» **REQUIREMENTS**
Your task is to repeat all of the data exactly while excluding the pictures.

## START PROVIDED ENTRIES

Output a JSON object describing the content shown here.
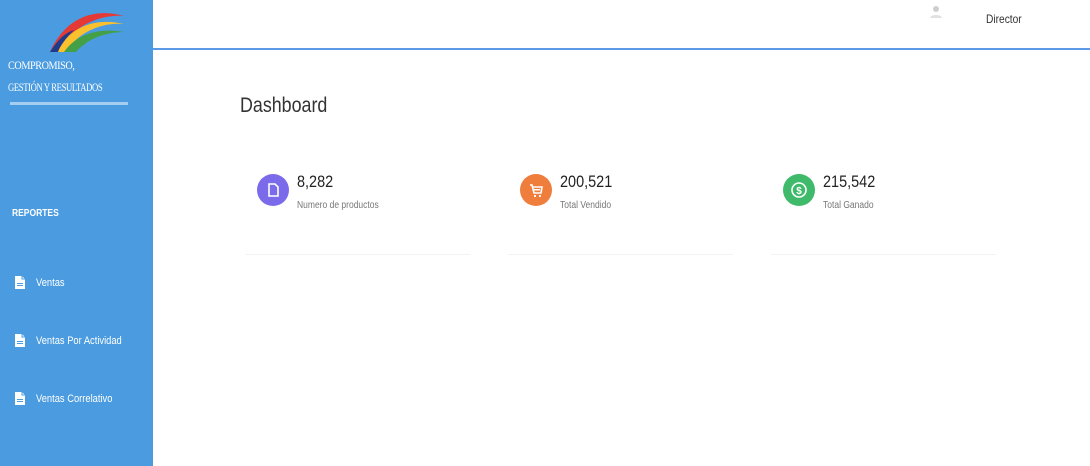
{
  "sidebar": {
    "logo": {
      "line1": "COMPROMISO,",
      "line2": "GESTIÓN Y RESULTADOS"
    },
    "section_title": "REPORTES",
    "items": [
      {
        "label": "Ventas",
        "icon": "document-icon"
      },
      {
        "label": "Ventas Por Actividad",
        "icon": "document-icon"
      },
      {
        "label": "Ventas Correlativo",
        "icon": "document-icon"
      }
    ]
  },
  "header": {
    "avatar_icon": "user-avatar-icon",
    "role": "Director"
  },
  "main": {
    "title": "Dashboard",
    "cards": [
      {
        "value": "8,282",
        "caption": "Numero de productos",
        "icon": "document-icon",
        "color": "#7b6bea"
      },
      {
        "value": "200,521",
        "caption": "Total Vendido",
        "icon": "cart-icon",
        "color": "#ef7d3c"
      },
      {
        "value": "215,542",
        "caption": "Total Ganado",
        "icon": "dollar-icon",
        "color": "#3fba6a"
      }
    ]
  },
  "colors": {
    "sidebar": "#4a9be0",
    "header_border": "#5b9ae6"
  }
}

## END PROVIDED ENTRIES

» **RESPONSE BELOW**
Output a JSON object describing the content shown here.
{
  "sidebar": {
    "logo": {
      "line1": "COMPROMISO,",
      "line2": "GESTIÓN Y RESULTADOS"
    },
    "section_title": "REPORTES",
    "items": [
      {
        "label": "Ventas",
        "icon": "document-icon"
      },
      {
        "label": "Ventas Por Actividad",
        "icon": "document-icon"
      },
      {
        "label": "Ventas Correlativo",
        "icon": "document-icon"
      }
    ]
  },
  "header": {
    "avatar_icon": "user-avatar-icon",
    "role": "Director"
  },
  "main": {
    "title": "Dashboard",
    "cards": [
      {
        "value": "8,282",
        "caption": "Numero de productos",
        "icon": "document-icon",
        "color": "#7b6bea"
      },
      {
        "value": "200,521",
        "caption": "Total Vendido",
        "icon": "cart-icon",
        "color": "#ef7d3c"
      },
      {
        "value": "215,542",
        "caption": "Total Ganado",
        "icon": "dollar-icon",
        "color": "#3fba6a"
      }
    ]
  },
  "colors": {
    "sidebar": "#4a9be0",
    "header_border": "#5b9ae6"
  }
}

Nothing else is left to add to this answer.